#### [Éléments listés dans un jeu de données]

★ ★ ★ ★ ★

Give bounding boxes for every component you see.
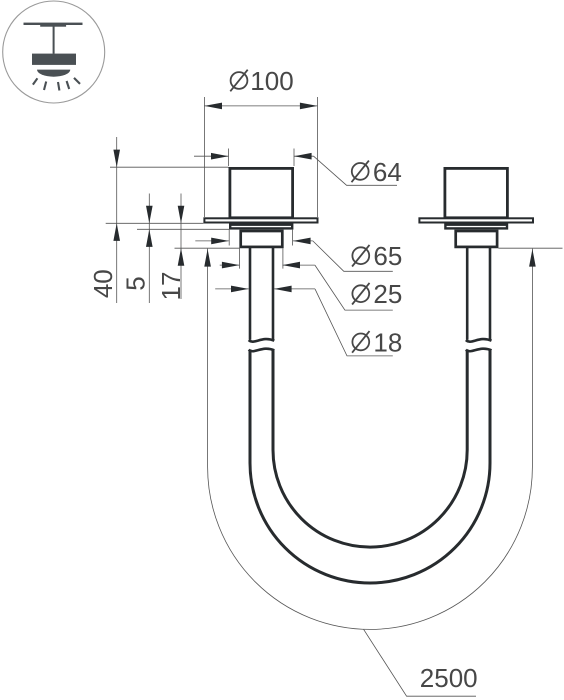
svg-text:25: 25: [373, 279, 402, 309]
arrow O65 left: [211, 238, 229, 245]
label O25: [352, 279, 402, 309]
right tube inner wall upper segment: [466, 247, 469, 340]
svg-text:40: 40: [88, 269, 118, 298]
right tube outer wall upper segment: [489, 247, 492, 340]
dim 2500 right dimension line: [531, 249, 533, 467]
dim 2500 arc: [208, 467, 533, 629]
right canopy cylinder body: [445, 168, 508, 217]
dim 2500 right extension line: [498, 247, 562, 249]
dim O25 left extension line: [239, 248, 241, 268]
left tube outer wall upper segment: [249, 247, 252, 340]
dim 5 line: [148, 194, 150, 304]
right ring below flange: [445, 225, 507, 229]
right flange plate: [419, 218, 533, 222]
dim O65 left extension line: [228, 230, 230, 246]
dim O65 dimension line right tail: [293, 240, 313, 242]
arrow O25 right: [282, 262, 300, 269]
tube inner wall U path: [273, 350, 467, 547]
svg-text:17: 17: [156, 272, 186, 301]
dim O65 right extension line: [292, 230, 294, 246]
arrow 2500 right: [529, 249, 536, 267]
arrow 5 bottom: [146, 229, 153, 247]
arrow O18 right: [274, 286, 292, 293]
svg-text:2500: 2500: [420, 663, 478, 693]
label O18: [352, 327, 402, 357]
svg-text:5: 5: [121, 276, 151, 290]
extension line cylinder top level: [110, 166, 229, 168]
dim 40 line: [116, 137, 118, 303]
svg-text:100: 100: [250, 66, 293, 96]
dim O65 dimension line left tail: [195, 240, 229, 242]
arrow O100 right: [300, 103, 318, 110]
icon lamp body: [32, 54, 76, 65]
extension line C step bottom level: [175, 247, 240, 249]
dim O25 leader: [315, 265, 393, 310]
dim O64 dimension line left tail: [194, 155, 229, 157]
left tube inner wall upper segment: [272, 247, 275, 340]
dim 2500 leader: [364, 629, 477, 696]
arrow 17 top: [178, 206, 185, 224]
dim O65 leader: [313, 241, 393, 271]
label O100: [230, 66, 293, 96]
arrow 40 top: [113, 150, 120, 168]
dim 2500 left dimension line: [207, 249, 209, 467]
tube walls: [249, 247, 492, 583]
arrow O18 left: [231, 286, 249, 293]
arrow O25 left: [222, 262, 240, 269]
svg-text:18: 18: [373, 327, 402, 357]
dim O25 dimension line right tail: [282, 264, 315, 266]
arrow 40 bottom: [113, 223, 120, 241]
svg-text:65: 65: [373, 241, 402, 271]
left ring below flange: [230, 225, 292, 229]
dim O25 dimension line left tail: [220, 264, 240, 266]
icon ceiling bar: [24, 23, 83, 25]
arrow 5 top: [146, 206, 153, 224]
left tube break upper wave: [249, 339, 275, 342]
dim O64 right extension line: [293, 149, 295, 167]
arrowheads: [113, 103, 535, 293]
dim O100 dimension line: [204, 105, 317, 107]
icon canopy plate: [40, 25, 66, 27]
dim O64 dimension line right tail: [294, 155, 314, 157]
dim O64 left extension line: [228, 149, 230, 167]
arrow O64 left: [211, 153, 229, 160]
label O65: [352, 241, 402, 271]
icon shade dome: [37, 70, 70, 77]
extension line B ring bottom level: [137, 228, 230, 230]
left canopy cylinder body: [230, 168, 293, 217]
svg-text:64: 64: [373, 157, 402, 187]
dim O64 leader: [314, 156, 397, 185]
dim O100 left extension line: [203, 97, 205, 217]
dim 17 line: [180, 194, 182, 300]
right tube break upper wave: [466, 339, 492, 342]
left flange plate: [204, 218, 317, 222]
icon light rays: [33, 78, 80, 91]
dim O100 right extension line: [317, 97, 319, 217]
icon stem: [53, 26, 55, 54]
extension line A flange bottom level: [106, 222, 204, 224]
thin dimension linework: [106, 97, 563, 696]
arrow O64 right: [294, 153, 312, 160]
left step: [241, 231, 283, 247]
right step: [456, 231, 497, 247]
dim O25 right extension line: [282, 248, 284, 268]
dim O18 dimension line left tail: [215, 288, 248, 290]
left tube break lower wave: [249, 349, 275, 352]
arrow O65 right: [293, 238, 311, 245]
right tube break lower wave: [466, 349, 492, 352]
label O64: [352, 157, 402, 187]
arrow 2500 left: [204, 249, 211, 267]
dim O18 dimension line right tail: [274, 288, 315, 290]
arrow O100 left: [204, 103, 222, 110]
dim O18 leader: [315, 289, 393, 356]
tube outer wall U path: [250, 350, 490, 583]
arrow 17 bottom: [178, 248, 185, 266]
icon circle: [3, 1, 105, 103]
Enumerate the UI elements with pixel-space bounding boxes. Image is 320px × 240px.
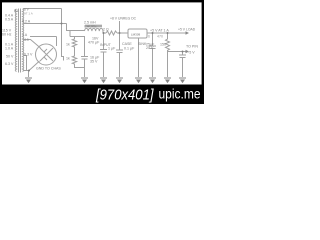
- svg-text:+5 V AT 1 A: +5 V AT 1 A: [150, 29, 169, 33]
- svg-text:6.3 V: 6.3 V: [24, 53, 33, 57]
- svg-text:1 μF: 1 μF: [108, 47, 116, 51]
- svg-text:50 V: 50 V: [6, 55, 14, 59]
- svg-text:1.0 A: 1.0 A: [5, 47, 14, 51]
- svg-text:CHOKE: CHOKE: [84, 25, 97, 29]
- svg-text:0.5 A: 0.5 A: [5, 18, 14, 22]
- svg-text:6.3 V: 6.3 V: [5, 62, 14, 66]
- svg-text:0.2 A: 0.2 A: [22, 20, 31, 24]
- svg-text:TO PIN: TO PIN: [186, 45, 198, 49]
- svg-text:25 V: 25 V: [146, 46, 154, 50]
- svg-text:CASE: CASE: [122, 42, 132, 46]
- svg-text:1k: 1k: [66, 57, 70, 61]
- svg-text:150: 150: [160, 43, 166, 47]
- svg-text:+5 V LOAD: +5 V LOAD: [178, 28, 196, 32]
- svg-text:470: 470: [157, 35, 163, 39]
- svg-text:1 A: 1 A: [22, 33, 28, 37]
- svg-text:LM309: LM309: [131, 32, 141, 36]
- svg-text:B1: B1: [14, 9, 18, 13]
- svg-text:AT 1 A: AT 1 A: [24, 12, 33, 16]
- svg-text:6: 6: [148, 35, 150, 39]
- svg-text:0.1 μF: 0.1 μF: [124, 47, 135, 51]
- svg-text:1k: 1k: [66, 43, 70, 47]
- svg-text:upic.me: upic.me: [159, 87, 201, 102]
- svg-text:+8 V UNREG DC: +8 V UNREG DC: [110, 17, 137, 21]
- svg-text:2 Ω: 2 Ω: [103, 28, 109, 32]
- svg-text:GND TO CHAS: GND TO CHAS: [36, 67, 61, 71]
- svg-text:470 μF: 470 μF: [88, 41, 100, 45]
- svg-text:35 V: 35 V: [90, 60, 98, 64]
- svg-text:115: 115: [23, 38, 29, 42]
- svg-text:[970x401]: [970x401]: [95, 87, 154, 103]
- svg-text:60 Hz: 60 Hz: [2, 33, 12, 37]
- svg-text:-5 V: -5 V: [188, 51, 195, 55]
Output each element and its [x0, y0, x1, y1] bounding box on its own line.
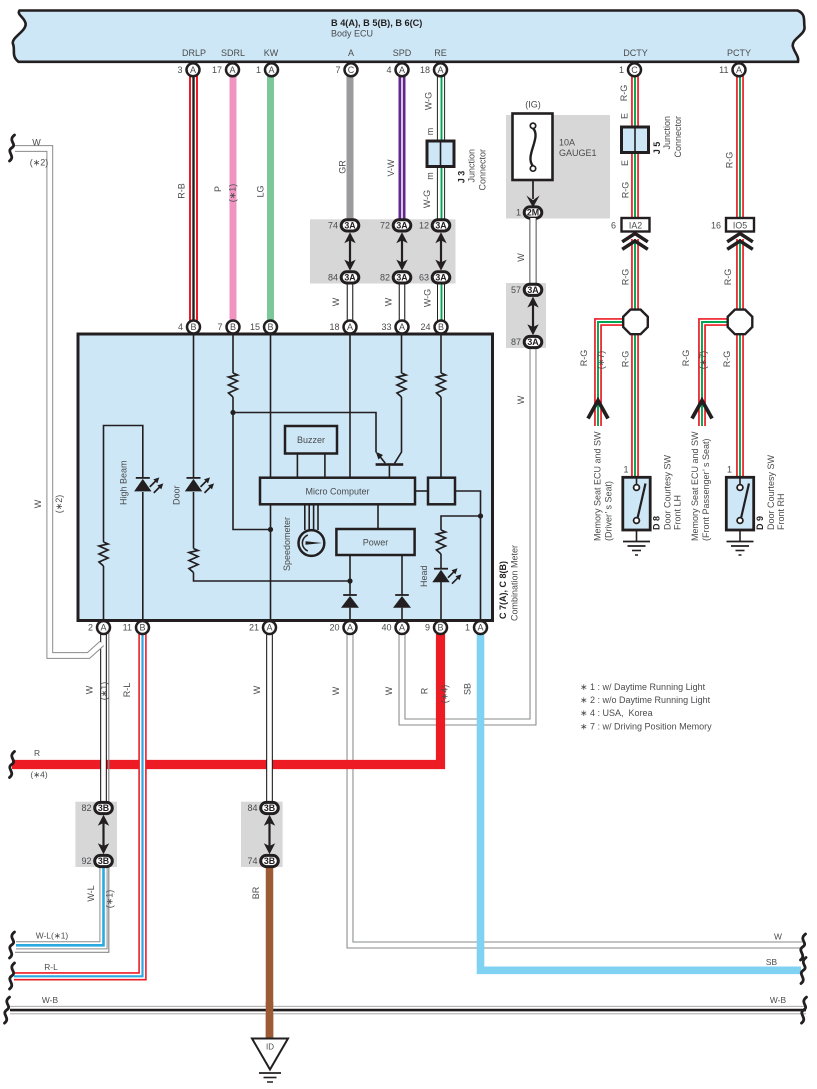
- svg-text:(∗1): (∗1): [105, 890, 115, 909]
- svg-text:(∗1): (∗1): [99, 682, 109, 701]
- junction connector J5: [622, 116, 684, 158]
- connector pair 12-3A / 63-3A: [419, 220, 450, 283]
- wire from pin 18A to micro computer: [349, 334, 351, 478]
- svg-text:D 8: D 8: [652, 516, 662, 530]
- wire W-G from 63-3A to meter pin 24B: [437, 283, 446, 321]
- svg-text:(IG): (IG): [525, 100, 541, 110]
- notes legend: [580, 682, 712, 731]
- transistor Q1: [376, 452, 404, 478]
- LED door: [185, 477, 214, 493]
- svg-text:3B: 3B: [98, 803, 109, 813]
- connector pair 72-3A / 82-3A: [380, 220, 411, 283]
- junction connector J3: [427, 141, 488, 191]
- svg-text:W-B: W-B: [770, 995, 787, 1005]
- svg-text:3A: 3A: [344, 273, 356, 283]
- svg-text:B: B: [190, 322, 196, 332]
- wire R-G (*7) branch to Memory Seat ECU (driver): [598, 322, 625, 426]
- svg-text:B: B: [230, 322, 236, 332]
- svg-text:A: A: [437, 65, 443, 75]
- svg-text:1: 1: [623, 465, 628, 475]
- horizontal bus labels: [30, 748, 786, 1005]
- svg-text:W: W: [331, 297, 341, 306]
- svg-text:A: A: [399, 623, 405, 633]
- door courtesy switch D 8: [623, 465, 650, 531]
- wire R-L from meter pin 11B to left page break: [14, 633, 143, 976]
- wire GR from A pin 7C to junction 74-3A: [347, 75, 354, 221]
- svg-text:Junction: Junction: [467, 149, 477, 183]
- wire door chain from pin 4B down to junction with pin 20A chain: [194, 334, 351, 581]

★ ★ ★ ★ ★

Recopiez à l'identique les lignes situées entre celle qui contient "- svg-text:(∗1): (∗1): [105, 890, 115, 909]" et celle qui contient "- junction connector J3: [427, 141, 488, 191]", ces deux lignes comprises.

#### [RÉSULTAT]
- svg-text:(∗1): (∗1): [105, 890, 115, 909]
- svg-text:(∗1): (∗1): [99, 682, 109, 701]
- junction connector J5: [622, 116, 684, 158]
- connector pair 12-3A / 63-3A: [419, 220, 450, 283]
- wire from pin 18A to micro computer: [349, 334, 351, 478]
- svg-text:D 8: D 8: [652, 516, 662, 530]
- wire W-G from 63-3A to meter pin 24B: [437, 283, 446, 321]
- svg-text:(IG): (IG): [525, 100, 541, 110]
- notes legend: [580, 682, 712, 731]
- transistor Q1: [376, 452, 404, 478]
- LED door: [185, 477, 214, 493]
- svg-text:3B: 3B: [98, 803, 109, 813]
- connector pair 72-3A / 82-3A: [380, 220, 411, 283]
- junction connector J3: [427, 141, 488, 191]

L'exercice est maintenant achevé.